> Excerpt provided:
-- start --
The proposed rule change makes a nonsubstantive change in order to simplify the rule language.

Similar to SPY and QQQ, the Exchange believes that the introduction of IWM Monday and Wednesday Expirations will expand hedging tools available to market participants and continue to assist in reducing the premium cost of buying protection. By offering Monday and Wednesday IWM Expirations, the proposed rule change will allow market participants to purchase IWM based on their timing needs and allow them to more effectively tailor their investment and hedging strategies.

The Exchange notes that, pursuant to the proposed rule change, if the Exchange is not open for business on a Wednesday, then a Wednesday IWM Expiration will expire on the first business day immediately prior to that Wednesday ( e.g., Tuesday of that week). However, regarding Monday IWM Expirations, if the Exchange is not open for business on a Monday, then a Monday IWM Expiration will expire on the first business day following that Monday ( e.g., Tuesday of that week). This is the same expiration process currently in place for Monday and Wednesday SPY and QQQ Expirations. The Exchange believes that it is appropriate to require Monday expiration series to expire on the Tuesday of that week, rather than the previous business day ( e.g., the previous Friday), when expiration Monday does not fall on a business day because the immediately following Tuesday is closer in time to the scheduled expiration date of the series than the previous Friday. Therefore, the following business day in this case may be more representative of anticipated market conditions than the previous business day. The Exchange notes that, not only are Monday SPY and QQQ Expirations treated in the same manner today, but the same applies to weekly index options listed pursuant to the Nonstandard Expiration Program. The Exchange also notes that permitting Monday and Wednesday IWM Expirations to expire in the same week as monthly options series on the same class, like that of Monday and Wednesday SPY and QQQ Expirations, is appropriate because Monday and Wednesday IWM Expirations and standard monthly options will not expire on the same trading day, as standard monthly options expire on Fridays. Additionally, the Exchange believes that listing Monday and Wednesday IWM Expirations each week of the month will provide consistency for investors and mitigate any potential confusion regarding weekly listings.

See Rule 4.13(e)(1).

The Exchange notes that the interval between strike prices for the proposed Monday and Wednesday IWM Expirations are the same as those for the Monday and Wednesday SPY and QQQ Expirations and the Short Term Option Series with Wednesday and Friday expirations. Specifically, the proposed Monday and Wednesday IWM Expirations have a $0.50 strike interval minimum. As is the case with other equity options series listed pursuant to the Short Term Option Series Program, Monday and Wednesday IWM Expirations are P.M.-settled. Also, pursuant to Rule 4.5(d)(1), the Exchange may open up to 30 Short Term Option Series for each expiration date in each option class eligible for participation in the Short Term Option Series Program. This includes Monday and Wednesday IWM Expirations for IWM options. In addition to the 30 series per class, the Exchange may open Short Term Option Series, including Monday and Wednesday IWM Expirations, that are opened by other securities exchanges in option classes selected by such exchanges under their respective short term option rules.
-- end --
> Rows:
-- start --
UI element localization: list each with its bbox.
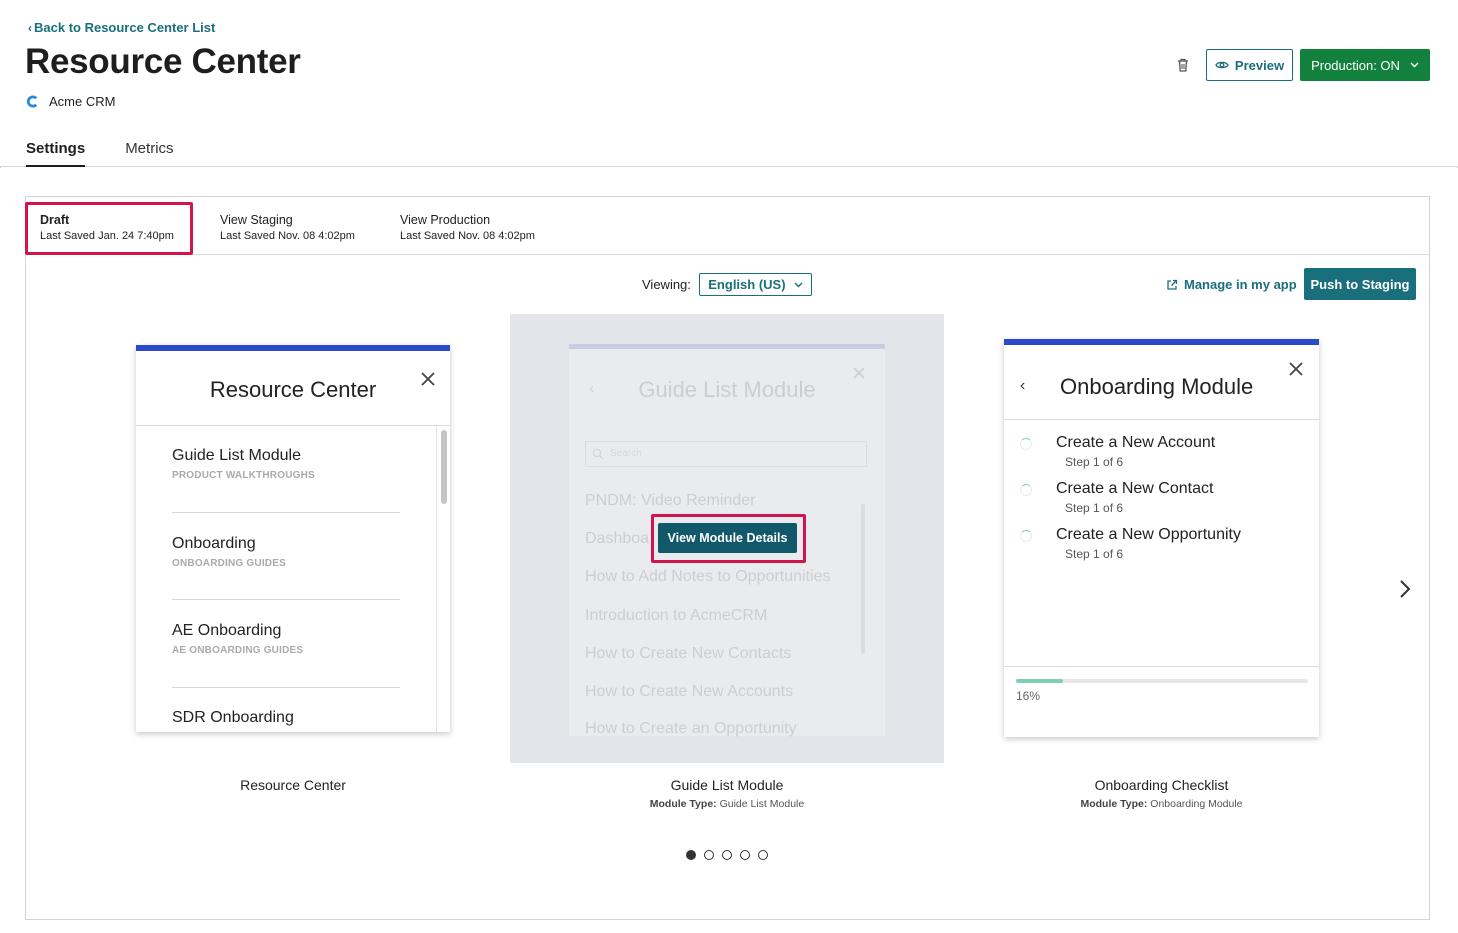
app-indicator: Acme CRM bbox=[26, 94, 115, 109]
version-saved: Last Saved Nov. 08 4:02pm bbox=[400, 230, 535, 242]
scrollbar[interactable] bbox=[436, 426, 450, 732]
divider bbox=[172, 599, 400, 600]
module-type: Module Type: Onboarding Module bbox=[989, 798, 1334, 810]
module-type-key: Module Type: bbox=[649, 798, 717, 810]
trash-icon[interactable] bbox=[1174, 56, 1192, 74]
page-header: ‹ Back to Resource Center List Resource C… bbox=[0, 0, 1458, 167]
back-link[interactable]: ‹ Back to Resource Center List bbox=[28, 20, 215, 35]
checklist-item-step: Step 1 of 6 bbox=[1065, 501, 1124, 515]
carousel-dot[interactable] bbox=[740, 850, 750, 860]
page-title: Resource Center bbox=[25, 42, 301, 81]
checklist-item-step: Step 1 of 6 bbox=[1065, 455, 1124, 469]
app-logo-icon bbox=[26, 95, 38, 108]
version-staging[interactable]: View Staging Last Saved Nov. 08 4:02pm bbox=[220, 213, 355, 242]
language-viewer: Viewing: English (US) bbox=[642, 273, 812, 296]
divider bbox=[172, 512, 400, 513]
resource-center-card[interactable]: Resource Center Guide List Module PRODUC… bbox=[136, 345, 450, 732]
list-item-subtitle: AE ONBOARDING GUIDES bbox=[172, 645, 304, 656]
resource-center-panel: Draft Last Saved Jan. 24 7:40pm View Sta… bbox=[25, 196, 1430, 920]
version-name: View Staging bbox=[220, 213, 293, 227]
back-link-label: Back to Resource Center List bbox=[34, 20, 216, 35]
tab-settings[interactable]: Settings bbox=[26, 140, 86, 167]
version-saved: Last Saved Nov. 08 4:02pm bbox=[220, 230, 355, 242]
checklist-item-step: Step 1 of 6 bbox=[1065, 547, 1124, 561]
chevron-left-icon[interactable]: ‹ bbox=[1020, 377, 1025, 395]
checklist-item[interactable]: Create a New Opportunity Step 1 of 6 bbox=[1020, 526, 1241, 561]
card-title: Onboarding Module bbox=[1060, 374, 1254, 399]
close-icon[interactable] bbox=[420, 371, 436, 387]
progress-spinner-icon bbox=[1020, 530, 1032, 542]
checklist-item-title: Create a New Account bbox=[1056, 434, 1216, 451]
chevron-down-icon bbox=[1410, 62, 1419, 68]
module-type: Module Type: Guide List Module bbox=[510, 798, 944, 810]
language-select[interactable]: English (US) bbox=[698, 273, 812, 296]
carousel-dot[interactable] bbox=[704, 850, 714, 860]
list-item-title: Onboarding bbox=[172, 535, 256, 552]
progress-spinner-icon bbox=[1020, 484, 1032, 496]
divider bbox=[1004, 666, 1319, 667]
list-item-subtitle: PRODUCT WALKTHROUGHS bbox=[172, 470, 315, 481]
preview-button[interactable]: Preview bbox=[1206, 49, 1293, 81]
version-name: View Production bbox=[400, 213, 491, 227]
list-item[interactable]: AE Onboarding AE ONBOARDING GUIDES bbox=[172, 622, 400, 656]
push-to-staging-button[interactable]: Push to Staging bbox=[1304, 268, 1416, 300]
progress-label: 16% bbox=[1016, 689, 1041, 703]
preview-label: Preview bbox=[1234, 57, 1285, 73]
manage-label: Manage in my app bbox=[1184, 277, 1297, 292]
production-label: Production: ON bbox=[1311, 57, 1400, 73]
list-item-title: AE Onboarding bbox=[172, 622, 282, 639]
draft-highlight-box bbox=[25, 202, 193, 255]
carousel-dot[interactable] bbox=[722, 850, 732, 860]
app-name: Acme CRM bbox=[49, 94, 116, 109]
carousel-dot[interactable] bbox=[758, 850, 768, 860]
progress-bar bbox=[1016, 679, 1308, 683]
language-value: English (US) bbox=[708, 277, 786, 292]
list-item-subtitle: ONBOARDING GUIDES bbox=[172, 558, 286, 569]
checklist-item[interactable]: Create a New Account Step 1 of 6 bbox=[1020, 434, 1215, 469]
chevron-down-icon bbox=[794, 282, 803, 287]
external-link-icon bbox=[1167, 279, 1178, 290]
list-item-title: SDR Onboarding bbox=[172, 709, 294, 726]
list-item[interactable]: SDR Onboarding bbox=[172, 709, 400, 727]
progress-spinner-icon bbox=[1020, 438, 1032, 450]
tab-bar: Settings Metrics bbox=[26, 140, 174, 167]
chevron-right-icon[interactable] bbox=[1396, 577, 1414, 601]
manage-in-app-link[interactable]: Manage in my app bbox=[1166, 277, 1297, 292]
list-item[interactable]: Guide List Module PRODUCT WALKTHROUGHS bbox=[172, 447, 400, 481]
list-item[interactable]: Onboarding ONBOARDING GUIDES bbox=[172, 535, 400, 569]
module-type-value: Guide List Module bbox=[719, 798, 805, 810]
card-caption: Onboarding Checklist bbox=[1094, 777, 1229, 793]
card-header: ‹ Onboarding Module bbox=[1004, 345, 1319, 420]
tab-metrics[interactable]: Metrics bbox=[125, 140, 173, 167]
button-highlight-box bbox=[651, 514, 806, 563]
version-bar: Draft Last Saved Jan. 24 7:40pm View Sta… bbox=[25, 197, 1429, 255]
checklist-item-title: Create a New Contact bbox=[1056, 480, 1214, 497]
card-caption: Guide List Module bbox=[670, 777, 784, 793]
production-toggle-button[interactable]: Production: ON bbox=[1300, 49, 1430, 81]
scrollbar-thumb[interactable] bbox=[441, 430, 447, 504]
card-caption: Resource Center bbox=[240, 777, 346, 793]
onboarding-card[interactable]: ‹ Onboarding Module Create a New Account… bbox=[1004, 339, 1319, 737]
list-item-title: Guide List Module bbox=[172, 447, 301, 464]
progress-fill bbox=[1016, 679, 1063, 683]
viewing-label: Viewing: bbox=[642, 277, 691, 292]
card-title: Resource Center bbox=[209, 377, 377, 402]
close-icon[interactable] bbox=[1288, 361, 1304, 377]
card-header: Resource Center bbox=[136, 351, 450, 426]
carousel-dot[interactable] bbox=[686, 850, 696, 860]
checklist-item[interactable]: Create a New Contact Step 1 of 6 bbox=[1020, 480, 1213, 515]
divider bbox=[172, 687, 400, 688]
eye-icon bbox=[1215, 61, 1229, 69]
module-type-value: Onboarding Module bbox=[1150, 798, 1243, 810]
carousel-pagination bbox=[686, 850, 768, 860]
checklist-item-title: Create a New Opportunity bbox=[1056, 526, 1241, 543]
chevron-left-icon: ‹ bbox=[28, 21, 32, 35]
module-type-key: Module Type: bbox=[1080, 798, 1148, 810]
guide-list-preview[interactable]: ‹ Guide List Module Search PNDM: Video R… bbox=[510, 314, 944, 763]
version-production[interactable]: View Production Last Saved Nov. 08 4:02p… bbox=[400, 213, 535, 242]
-- end --
> What to work on:
1. In the excerpt on IWM option expirations, what is the minimum strike interval for the proposed Monday and Wednesday IWM Expirations?
2. Translate this sentence from the excerpt on IWM option expirations into Spanish: "Specifically, the proposed Monday and Wednesday IWM Expirations have a $0.50 strike interval minimum."
3. Continue the excerpt on IWM option expirations from its last sentence.
The entries aren't needed for what follows.

> Answers per task:
1. The minimum strike interval is $0.50.

2. En concreto, los vencimientos de IWM de lunes y miércoles propuestos tienen un intervalo mínimo de $0.50 entre precios de ejercicio.

3.
See Rule 4.5(d)(5).

See id.

The Exchange does not believe that listing series of P.M.-settled Monday and Wednesday expirations for options on IWM will have any adverse impact on fair and orderly markets as the Exchange already lists weekly series with the same settlement and expirations for options on SPY and QQQ, as well as for weekly index options pursuant to the Nonstandard Pilot Program, and has not experienced any issues regarding adverse market impact in connection with the listing of these series. The Exchange represents that it has the necessary capacity and surveillance programs in place to support and properly monitor trading in the proposed Monday and Wednesday IWM Expirations. The Exchange currently deploys such surveillance programs to monitor Monday and Wednesday SPY and QQQ Expirations and has not experienced any issues with capacity in connection with listing Monday and Wednesday SPY and QQQ Expirations. The Exchange intends to begin implementation of the proposed rule change on October 5 2021, as Phlx, as well as its affiliated options exchanges, intend to begin listing weekly Wednesday IWM Expirations on this date. The Exchange will issue a notice of the planned implementation date to its Trading Permit Holders (“TPHs”) in advance.

See supra note 7.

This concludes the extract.